Work to be completed:
Return the whole listing exactly as it stands.

>> Start Supplied data

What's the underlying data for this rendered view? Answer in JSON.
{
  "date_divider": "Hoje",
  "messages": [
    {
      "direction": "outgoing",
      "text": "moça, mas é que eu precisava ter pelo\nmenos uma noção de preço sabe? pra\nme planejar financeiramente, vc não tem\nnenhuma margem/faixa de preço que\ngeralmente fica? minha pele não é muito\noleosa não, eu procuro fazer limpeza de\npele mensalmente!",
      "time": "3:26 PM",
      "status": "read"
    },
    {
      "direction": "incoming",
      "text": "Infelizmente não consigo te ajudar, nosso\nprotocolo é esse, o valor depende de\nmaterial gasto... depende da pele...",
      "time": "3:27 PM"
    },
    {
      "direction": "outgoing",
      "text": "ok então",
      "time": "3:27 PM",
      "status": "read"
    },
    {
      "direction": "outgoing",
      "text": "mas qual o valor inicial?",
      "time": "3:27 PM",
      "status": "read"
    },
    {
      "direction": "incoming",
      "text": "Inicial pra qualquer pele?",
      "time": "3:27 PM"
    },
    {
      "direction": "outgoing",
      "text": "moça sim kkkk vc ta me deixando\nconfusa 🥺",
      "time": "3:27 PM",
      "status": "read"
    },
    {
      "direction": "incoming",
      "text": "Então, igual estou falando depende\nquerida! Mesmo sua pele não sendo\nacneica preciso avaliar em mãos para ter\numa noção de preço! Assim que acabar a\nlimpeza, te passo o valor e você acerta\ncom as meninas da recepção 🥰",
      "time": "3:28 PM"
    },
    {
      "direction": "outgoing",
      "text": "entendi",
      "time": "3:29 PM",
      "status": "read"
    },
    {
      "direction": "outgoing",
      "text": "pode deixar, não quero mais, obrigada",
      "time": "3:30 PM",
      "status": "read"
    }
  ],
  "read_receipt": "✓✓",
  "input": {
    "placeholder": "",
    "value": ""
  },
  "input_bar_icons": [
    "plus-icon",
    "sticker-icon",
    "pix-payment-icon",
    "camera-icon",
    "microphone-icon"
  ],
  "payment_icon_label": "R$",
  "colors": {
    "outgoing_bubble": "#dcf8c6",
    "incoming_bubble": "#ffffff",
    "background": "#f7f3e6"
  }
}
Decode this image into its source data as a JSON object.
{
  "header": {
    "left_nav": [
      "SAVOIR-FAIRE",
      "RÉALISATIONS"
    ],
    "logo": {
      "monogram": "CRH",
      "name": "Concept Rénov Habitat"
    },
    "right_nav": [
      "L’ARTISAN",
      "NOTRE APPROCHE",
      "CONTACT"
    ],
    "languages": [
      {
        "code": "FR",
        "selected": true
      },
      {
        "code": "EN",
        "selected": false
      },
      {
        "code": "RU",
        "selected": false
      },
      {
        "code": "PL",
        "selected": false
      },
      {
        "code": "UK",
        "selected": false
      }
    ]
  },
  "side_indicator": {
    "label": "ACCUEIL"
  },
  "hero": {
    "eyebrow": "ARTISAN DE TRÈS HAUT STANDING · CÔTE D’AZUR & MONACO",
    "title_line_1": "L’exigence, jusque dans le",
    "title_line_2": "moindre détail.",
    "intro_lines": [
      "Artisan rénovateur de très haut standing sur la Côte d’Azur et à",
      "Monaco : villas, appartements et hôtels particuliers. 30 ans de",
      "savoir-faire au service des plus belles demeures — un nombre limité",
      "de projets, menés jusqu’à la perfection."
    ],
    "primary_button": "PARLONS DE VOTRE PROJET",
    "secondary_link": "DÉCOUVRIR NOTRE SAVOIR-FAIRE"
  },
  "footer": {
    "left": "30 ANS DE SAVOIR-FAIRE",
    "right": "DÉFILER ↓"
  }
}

>> End Supplied data

Completed task:
What's the underlying data for this rendered view? Answer in JSON.
{
  "date_divider": "Hoje",
  "messages": [
    {
      "direction": "outgoing",
      "text": "moça, mas é que eu precisava ter pelo\nmenos uma noção de preço sabe? pra\nme planejar financeiramente, vc não tem\nnenhuma margem/faixa de preço que\ngeralmente fica? minha pele não é muito\noleosa não, eu procuro fazer limpeza de\npele mensalmente!",
      "time": "3:26 PM",
      "status": "read"
    },
    {
      "direction": "incoming",
      "text": "Infelizmente não consigo te ajudar, nosso\nprotocolo é esse, o valor depende de\nmaterial gasto... depende da pele...",
      "time": "3:27 PM"
    },
    {
      "direction": "outgoing",
      "text": "ok então",
      "time": "3:27 PM",
      "status": "read"
    },
    {
      "direction": "outgoing",
      "text": "mas qual o valor inicial?",
      "time": "3:27 PM",
      "status": "read"
    },
    {
      "direction": "incoming",
      "text": "Inicial pra qualquer pele?",
      "time": "3:27 PM"
    },
    {
      "direction": "outgoing",
      "text": "moça sim kkkk vc ta me deixando\nconfusa 🥺",
      "time": "3:27 PM",
      "status": "read"
    },
    {
      "direction": "incoming",
      "text": "Então, igual estou falando depende\nquerida! Mesmo sua pele não sendo\nacneica preciso avaliar em mãos para ter\numa noção de preço! Assim que acabar a\nlimpeza, te passo o valor e você acerta\ncom as meninas da recepção 🥰",
      "time": "3:28 PM"
    },
    {
      "direction": "outgoing",
      "text": "entendi",
      "time": "3:29 PM",
      "status": "read"
    },
    {
      "direction": "outgoing",
      "text": "pode deixar, não quero mais, obrigada",
      "time": "3:30 PM",
      "status": "read"
    }
  ],
  "read_receipt": "✓✓",
  "input": {
    "placeholder": "",
    "value": ""
  },
  "input_bar_icons": [
    "plus-icon",
    "sticker-icon",
    "pix-payment-icon",
    "camera-icon",
    "microphone-icon"
  ],
  "payment_icon_label": "R$",
  "colors": {
    "outgoing_bubble": "#dcf8c6",
    "incoming_bubble": "#ffffff",
    "background": "#f7f3e6"
  }
}
Decode this image into its source data as a JSON object.
{
  "header": {
    "left_nav": [
      "SAVOIR-FAIRE",
      "RÉALISATIONS"
    ],
    "logo": {
      "monogram": "CRH",
      "name": "Concept Rénov Habitat"
    },
    "right_nav": [
      "L’ARTISAN",
      "NOTRE APPROCHE",
      "CONTACT"
    ],
    "languages": [
      {
        "code": "FR",
        "selected": true
      },
      {
        "code": "EN",
        "selected": false
      },
      {
        "code": "RU",
        "selected": false
      },
      {
        "code": "PL",
        "selected": false
      },
      {
        "code": "UK",
        "selected": false
      }
    ]
  },
  "side_indicator": {
    "label": "ACCUEIL"
  },
  "hero": {
    "eyebrow": "ARTISAN DE TRÈS HAUT STANDING · CÔTE D’AZUR & MONACO",
    "title_line_1": "L’exigence, jusque dans le",
    "title_line_2": "moindre détail.",
    "intro_lines": [
      "Artisan rénovateur de très haut standing sur la Côte d’Azur et à",
      "Monaco : villas, appartements et hôtels particuliers. 30 ans de",
      "savoir-faire au service des plus belles demeures — un nombre limité",
      "de projets, menés jusqu’à la perfection."
    ],
    "primary_button": "PARLONS DE VOTRE PROJET",
    "secondary_link": "DÉCOUVRIR NOTRE SAVOIR-FAIRE"
  },
  "footer": {
    "left": "30 ANS DE SAVOIR-FAIRE",
    "right": "DÉFILER ↓"
  }
}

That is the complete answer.